[begin SOURCE DATA]

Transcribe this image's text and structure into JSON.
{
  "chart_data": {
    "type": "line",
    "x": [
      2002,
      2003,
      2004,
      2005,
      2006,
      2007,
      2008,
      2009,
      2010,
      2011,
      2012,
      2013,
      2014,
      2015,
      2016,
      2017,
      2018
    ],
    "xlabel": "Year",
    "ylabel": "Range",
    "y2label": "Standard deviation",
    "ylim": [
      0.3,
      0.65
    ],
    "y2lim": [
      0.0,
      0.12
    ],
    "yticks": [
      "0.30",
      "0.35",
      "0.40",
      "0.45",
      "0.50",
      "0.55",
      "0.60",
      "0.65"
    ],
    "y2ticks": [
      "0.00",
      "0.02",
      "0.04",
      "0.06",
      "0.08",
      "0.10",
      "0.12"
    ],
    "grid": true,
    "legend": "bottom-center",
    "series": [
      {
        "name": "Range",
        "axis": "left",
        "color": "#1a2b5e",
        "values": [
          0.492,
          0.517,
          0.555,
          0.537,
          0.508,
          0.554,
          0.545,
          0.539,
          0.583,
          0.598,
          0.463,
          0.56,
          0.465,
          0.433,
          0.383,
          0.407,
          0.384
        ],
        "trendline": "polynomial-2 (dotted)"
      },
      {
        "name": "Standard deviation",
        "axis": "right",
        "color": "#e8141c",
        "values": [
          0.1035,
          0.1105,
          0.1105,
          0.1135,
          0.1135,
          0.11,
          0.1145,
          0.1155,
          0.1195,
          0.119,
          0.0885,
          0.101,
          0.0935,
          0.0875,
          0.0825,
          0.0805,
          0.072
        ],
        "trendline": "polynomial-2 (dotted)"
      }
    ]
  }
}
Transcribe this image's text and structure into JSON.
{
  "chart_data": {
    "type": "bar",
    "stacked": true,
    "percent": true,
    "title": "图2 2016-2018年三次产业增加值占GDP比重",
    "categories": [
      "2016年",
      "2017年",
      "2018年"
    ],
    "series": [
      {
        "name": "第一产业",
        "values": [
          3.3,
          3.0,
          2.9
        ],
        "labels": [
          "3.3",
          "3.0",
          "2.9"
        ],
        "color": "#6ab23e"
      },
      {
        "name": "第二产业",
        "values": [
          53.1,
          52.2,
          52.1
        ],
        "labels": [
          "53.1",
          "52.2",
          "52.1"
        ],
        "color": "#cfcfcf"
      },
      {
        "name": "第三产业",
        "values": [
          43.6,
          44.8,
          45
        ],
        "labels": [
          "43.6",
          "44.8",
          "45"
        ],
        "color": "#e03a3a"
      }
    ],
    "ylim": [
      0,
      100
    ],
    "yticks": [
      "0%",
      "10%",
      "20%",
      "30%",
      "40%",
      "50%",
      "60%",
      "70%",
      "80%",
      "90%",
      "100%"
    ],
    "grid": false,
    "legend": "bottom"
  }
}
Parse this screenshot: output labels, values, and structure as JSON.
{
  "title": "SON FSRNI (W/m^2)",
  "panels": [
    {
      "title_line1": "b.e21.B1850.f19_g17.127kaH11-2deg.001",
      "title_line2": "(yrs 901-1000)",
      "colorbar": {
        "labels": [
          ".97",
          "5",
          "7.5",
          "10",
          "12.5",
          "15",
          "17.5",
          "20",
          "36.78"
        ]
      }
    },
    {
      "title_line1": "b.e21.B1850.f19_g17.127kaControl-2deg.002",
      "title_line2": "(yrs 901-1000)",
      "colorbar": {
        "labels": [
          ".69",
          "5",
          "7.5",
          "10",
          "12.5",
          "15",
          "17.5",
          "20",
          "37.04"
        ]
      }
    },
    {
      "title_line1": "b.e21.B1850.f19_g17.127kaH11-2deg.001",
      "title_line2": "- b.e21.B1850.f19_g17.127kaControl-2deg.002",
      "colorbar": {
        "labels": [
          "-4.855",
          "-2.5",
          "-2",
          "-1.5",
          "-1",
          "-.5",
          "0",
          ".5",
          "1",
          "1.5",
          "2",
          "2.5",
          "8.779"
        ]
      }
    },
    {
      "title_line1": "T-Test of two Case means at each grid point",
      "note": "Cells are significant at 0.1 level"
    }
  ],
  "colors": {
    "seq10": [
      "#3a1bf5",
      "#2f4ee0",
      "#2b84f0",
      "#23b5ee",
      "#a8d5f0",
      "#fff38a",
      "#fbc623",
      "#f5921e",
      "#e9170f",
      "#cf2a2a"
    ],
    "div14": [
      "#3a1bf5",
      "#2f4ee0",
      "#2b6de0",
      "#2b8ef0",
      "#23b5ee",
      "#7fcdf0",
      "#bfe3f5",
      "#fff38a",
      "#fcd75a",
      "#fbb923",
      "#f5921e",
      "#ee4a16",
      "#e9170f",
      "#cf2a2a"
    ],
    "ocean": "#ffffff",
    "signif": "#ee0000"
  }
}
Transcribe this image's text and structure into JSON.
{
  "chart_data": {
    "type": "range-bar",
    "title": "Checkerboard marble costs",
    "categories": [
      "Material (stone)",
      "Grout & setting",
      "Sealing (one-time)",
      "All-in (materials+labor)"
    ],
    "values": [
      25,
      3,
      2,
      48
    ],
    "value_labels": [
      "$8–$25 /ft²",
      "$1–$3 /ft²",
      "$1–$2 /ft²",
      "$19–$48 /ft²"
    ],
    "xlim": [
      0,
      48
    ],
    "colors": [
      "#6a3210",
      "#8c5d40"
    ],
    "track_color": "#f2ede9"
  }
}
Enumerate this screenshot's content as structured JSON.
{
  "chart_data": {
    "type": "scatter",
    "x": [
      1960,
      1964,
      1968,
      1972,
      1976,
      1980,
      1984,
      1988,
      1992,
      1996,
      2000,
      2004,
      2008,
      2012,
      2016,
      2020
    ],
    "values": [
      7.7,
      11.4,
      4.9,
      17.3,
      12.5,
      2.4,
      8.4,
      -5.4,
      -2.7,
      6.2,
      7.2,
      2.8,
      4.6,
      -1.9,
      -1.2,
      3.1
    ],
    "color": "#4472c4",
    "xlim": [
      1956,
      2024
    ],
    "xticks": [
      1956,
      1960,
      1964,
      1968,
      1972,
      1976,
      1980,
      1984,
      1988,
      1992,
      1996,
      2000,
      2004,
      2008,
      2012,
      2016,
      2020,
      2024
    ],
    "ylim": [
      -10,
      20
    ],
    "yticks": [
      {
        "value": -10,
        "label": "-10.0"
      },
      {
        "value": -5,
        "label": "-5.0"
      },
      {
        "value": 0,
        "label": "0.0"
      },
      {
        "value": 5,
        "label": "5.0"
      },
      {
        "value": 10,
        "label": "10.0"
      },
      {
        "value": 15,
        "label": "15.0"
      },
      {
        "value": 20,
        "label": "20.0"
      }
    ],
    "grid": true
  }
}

[end SOURCE DATA]

**INSTRUCTION**
Every entry needs to be retyped exactly.

**WRITTEN RESPONSE**
Transcribe this image's text and structure into JSON.
{
  "chart_data": {
    "type": "line",
    "x": [
      2002,
      2003,
      2004,
      2005,
      2006,
      2007,
      2008,
      2009,
      2010,
      2011,
      2012,
      2013,
      2014,
      2015,
      2016,
      2017,
      2018
    ],
    "xlabel": "Year",
    "ylabel": "Range",
    "y2label": "Standard deviation",
    "ylim": [
      0.3,
      0.65
    ],
    "y2lim": [
      0.0,
      0.12
    ],
    "yticks": [
      "0.30",
      "0.35",
      "0.40",
      "0.45",
      "0.50",
      "0.55",
      "0.60",
      "0.65"
    ],
    "y2ticks": [
      "0.00",
      "0.02",
      "0.04",
      "0.06",
      "0.08",
      "0.10",
      "0.12"
    ],
    "grid": true,
    "legend": "bottom-center",
    "series": [
      {
        "name": "Range",
        "axis": "left",
        "color": "#1a2b5e",
        "values": [
          0.492,
          0.517,
          0.555,
          0.537,
          0.508,
          0.554,
          0.545,
          0.539,
          0.583,
          0.598,
          0.463,
          0.56,
          0.465,
          0.433,
          0.383,
          0.407,
          0.384
        ],
        "trendline": "polynomial-2 (dotted)"
      },
      {
        "name": "Standard deviation",
        "axis": "right",
        "color": "#e8141c",
        "values": [
          0.1035,
          0.1105,
          0.1105,
          0.1135,
          0.1135,
          0.11,
          0.1145,
          0.1155,
          0.1195,
          0.119,
          0.0885,
          0.101,
          0.0935,
          0.0875,
          0.0825,
          0.0805,
          0.072
        ],
        "trendline": "polynomial-2 (dotted)"
      }
    ]
  }
}
Transcribe this image's text and structure into JSON.
{
  "chart_data": {
    "type": "bar",
    "stacked": true,
    "percent": true,
    "title": "图2 2016-2018年三次产业增加值占GDP比重",
    "categories": [
      "2016年",
      "2017年",
      "2018年"
    ],
    "series": [
      {
        "name": "第一产业",
        "values": [
          3.3,
          3.0,
          2.9
        ],
        "labels": [
          "3.3",
          "3.0",
          "2.9"
        ],
        "color": "#6ab23e"
      },
      {
        "name": "第二产业",
        "values": [
          53.1,
          52.2,
          52.1
        ],
        "labels": [
          "53.1",
          "52.2",
          "52.1"
        ],
        "color": "#cfcfcf"
      },
      {
        "name": "第三产业",
        "values": [
          43.6,
          44.8,
          45
        ],
        "labels": [
          "43.6",
          "44.8",
          "45"
        ],
        "color": "#e03a3a"
      }
    ],
    "ylim": [
      0,
      100
    ],
    "yticks": [
      "0%",
      "10%",
      "20%",
      "30%",
      "40%",
      "50%",
      "60%",
      "70%",
      "80%",
      "90%",
      "100%"
    ],
    "grid": false,
    "legend": "bottom"
  }
}
Parse this screenshot: output labels, values, and structure as JSON.
{
  "title": "SON FSRNI (W/m^2)",
  "panels": [
    {
      "title_line1": "b.e21.B1850.f19_g17.127kaH11-2deg.001",
      "title_line2": "(yrs 901-1000)",
      "colorbar": {
        "labels": [
          ".97",
          "5",
          "7.5",
          "10",
          "12.5",
          "15",
          "17.5",
          "20",
          "36.78"
        ]
      }
    },
    {
      "title_line1": "b.e21.B1850.f19_g17.127kaControl-2deg.002",
      "title_line2": "(yrs 901-1000)",
      "colorbar": {
        "labels": [
          ".69",
          "5",
          "7.5",
          "10",
          "12.5",
          "15",
          "17.5",
          "20",
          "37.04"
        ]
      }
    },
    {
      "title_line1": "b.e21.B1850.f19_g17.127kaH11-2deg.001",
      "title_line2": "- b.e21.B1850.f19_g17.127kaControl-2deg.002",
      "colorbar": {
        "labels": [
          "-4.855",
          "-2.5",
          "-2",
          "-1.5",
          "-1",
          "-.5",
          "0",
          ".5",
          "1",
          "1.5",
          "2",
          "2.5",
          "8.779"
        ]
      }
    },
    {
      "title_line1": "T-Test of two Case means at each grid point",
      "note": "Cells are significant at 0.1 level"
    }
  ],
  "colors": {
    "seq10": [
      "#3a1bf5",
      "#2f4ee0",
      "#2b84f0",
      "#23b5ee",
      "#a8d5f0",
      "#fff38a",
      "#fbc623",
      "#f5921e",
      "#e9170f",
      "#cf2a2a"
    ],
    "div14": [
      "#3a1bf5",
      "#2f4ee0",
      "#2b6de0",
      "#2b8ef0",
      "#23b5ee",
      "#7fcdf0",
      "#bfe3f5",
      "#fff38a",
      "#fcd75a",
      "#fbb923",
      "#f5921e",
      "#ee4a16",
      "#e9170f",
      "#cf2a2a"
    ],
    "ocean": "#ffffff",
    "signif": "#ee0000"
  }
}
Transcribe this image's text and structure into JSON.
{
  "chart_data": {
    "type": "range-bar",
    "title": "Checkerboard marble costs",
    "categories": [
      "Material (stone)",
      "Grout & setting",
      "Sealing (one-time)",
      "All-in (materials+labor)"
    ],
    "values": [
      25,
      3,
      2,
      48
    ],
    "value_labels": [
      "$8–$25 /ft²",
      "$1–$3 /ft²",
      "$1–$2 /ft²",
      "$19–$48 /ft²"
    ],
    "xlim": [
      0,
      48
    ],
    "colors": [
      "#6a3210",
      "#8c5d40"
    ],
    "track_color": "#f2ede9"
  }
}
Enumerate this screenshot's content as structured JSON.
{
  "chart_data": {
    "type": "scatter",
    "x": [
      1960,
      1964,
      1968,
      1972,
      1976,
      1980,
      1984,
      1988,
      1992,
      1996,
      2000,
      2004,
      2008,
      2012,
      2016,
      2020
    ],
    "values": [
      7.7,
      11.4,
      4.9,
      17.3,
      12.5,
      2.4,
      8.4,
      -5.4,
      -2.7,
      6.2,
      7.2,
      2.8,
      4.6,
      -1.9,
      -1.2,
      3.1
    ],
    "color": "#4472c4",
    "xlim": [
      1956,
      2024
    ],
    "xticks": [
      1956,
      1960,
      1964,
      1968,
      1972,
      1976,
      1980,
      1984,
      1988,
      1992,
      1996,
      2000,
      2004,
      2008,
      2012,
      2016,
      2020,
      2024
    ],
    "ylim": [
      -10,
      20
    ],
    "yticks": [
      {
        "value": -10,
        "label": "-10.0"
      },
      {
        "value": -5,
        "label": "-5.0"
      },
      {
        "value": 0,
        "label": "0.0"
      },
      {
        "value": 5,
        "label": "5.0"
      },
      {
        "value": 10,
        "label": "10.0"
      },
      {
        "value": 15,
        "label": "15.0"
      },
      {
        "value": 20,
        "label": "20.0"
      }
    ],
    "grid": true
  }
}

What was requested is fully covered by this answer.